## Выбранный текст
>>
Высокий, широкоплечий, немного сутуловатый, с крупными чертами широкого сангвинического лица, Гааз с первого взгляда производил более своеобразное, чем привлекательное впечатление. Но оно вскоре изменялось, потому что лицо его оживлялось мягкою, ласковою улыбкою и из нежно-пытливых голубых глаз светилась сознательная и деятельная доброта. Всегда ровный в обращении, редко смеющийся, часто углубленный в себя, Федор Петрович избегал большого общества и бывал, случайно в него попавши, молчалив. Но в обыкновенной беседе, вдвоем или в небольшом кружке, он любил говорить… Усевшись глубоко в кресло, положив, привычным образом, руки на колени, немного склонив голову и устремив прямо пред собою задумчивый и печальный взор, он подолгу рассказывал, но никогда о себе, а всегда о них, о тех, по ком болело его сердце. Он очень не любил расспросов лично о себе, сердился, когда при нем упоминали о его деятельности, а в суждениях о людях был, по единогласному отзыву всех знавших его, «чист как дитя». Раздавая все, что имел, никогда не просил он материальной помощи своим «несчастным», но радовался, когда ее оказывали. Зная это, его московские друзья и знакомые, по словам Надежды Михайловны Еропкиной, не давали ему своих пожертвований прямо в руки, а клали их в задний карман его неизменного фрака. Старик добродушно улыбался и делал вид, что этого не замечает. В последние годы, однако, он стал рассеян и забывчив, так что подчас деньги, положенные в его фрак, не доходили до цели, попадая в ловкие и своекорыстные руки. Тогда, по молчаливому общему соглашению, ему стали класть свертки звонкой монеты (в то время золото было в обычном обращении, так же как и серебряные рубли), которые, оттягивая карман и ударяя по ногам, напоминали ему о себе.
<<
## Исходные материалы
>>
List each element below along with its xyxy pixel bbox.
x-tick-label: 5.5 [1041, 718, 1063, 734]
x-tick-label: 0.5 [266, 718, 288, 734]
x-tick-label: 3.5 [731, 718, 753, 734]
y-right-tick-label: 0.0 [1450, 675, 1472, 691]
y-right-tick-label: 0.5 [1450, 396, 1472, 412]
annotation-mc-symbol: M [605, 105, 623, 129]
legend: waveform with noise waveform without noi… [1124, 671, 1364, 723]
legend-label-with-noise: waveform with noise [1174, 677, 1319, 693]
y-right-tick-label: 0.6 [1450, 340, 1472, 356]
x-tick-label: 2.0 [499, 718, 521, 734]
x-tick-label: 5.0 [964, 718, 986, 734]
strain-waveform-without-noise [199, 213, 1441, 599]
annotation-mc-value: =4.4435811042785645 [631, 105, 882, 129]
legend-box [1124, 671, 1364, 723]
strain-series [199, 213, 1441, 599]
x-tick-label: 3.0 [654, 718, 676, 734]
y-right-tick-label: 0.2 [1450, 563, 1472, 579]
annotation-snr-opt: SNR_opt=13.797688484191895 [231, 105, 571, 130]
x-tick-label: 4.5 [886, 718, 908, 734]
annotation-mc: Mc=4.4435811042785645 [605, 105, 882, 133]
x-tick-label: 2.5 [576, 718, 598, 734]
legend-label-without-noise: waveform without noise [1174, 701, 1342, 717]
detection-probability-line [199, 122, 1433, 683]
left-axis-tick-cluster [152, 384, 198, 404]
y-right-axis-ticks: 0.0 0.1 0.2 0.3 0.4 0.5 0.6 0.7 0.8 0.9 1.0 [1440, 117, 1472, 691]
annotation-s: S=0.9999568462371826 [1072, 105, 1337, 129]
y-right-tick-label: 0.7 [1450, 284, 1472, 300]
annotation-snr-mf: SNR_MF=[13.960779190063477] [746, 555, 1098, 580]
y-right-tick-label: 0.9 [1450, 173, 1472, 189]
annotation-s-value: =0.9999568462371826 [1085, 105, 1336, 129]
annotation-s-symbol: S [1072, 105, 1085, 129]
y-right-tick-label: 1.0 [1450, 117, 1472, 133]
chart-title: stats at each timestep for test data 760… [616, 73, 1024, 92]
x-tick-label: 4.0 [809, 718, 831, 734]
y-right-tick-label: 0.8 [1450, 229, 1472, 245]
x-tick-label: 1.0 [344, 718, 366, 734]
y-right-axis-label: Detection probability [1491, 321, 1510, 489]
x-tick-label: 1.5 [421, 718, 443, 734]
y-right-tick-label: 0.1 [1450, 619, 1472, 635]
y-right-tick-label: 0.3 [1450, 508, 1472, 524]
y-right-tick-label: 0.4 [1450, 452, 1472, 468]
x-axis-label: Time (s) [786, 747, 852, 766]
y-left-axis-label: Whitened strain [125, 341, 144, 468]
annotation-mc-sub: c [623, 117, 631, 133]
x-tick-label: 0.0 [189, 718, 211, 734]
<<
## Условие задания
Ответьте на вопросы по тексту о Гаазе:
1. Какого цвета были глаза Гааза?
2. Куда московские друзья и знакомые клали ему свои пожертвования?
3. Что ему стали класть в карман, когда он стал рассеян и забывчив?

## Ответ на задание
1. Глаза у Гааза были голубые.
2. Друзья и знакомые клали пожертвования в задний карман его неизменного фрака.
3. Ему стали класть свертки звонкой монеты, которые напоминали о себе, оттягивая карман и ударяя по ногам.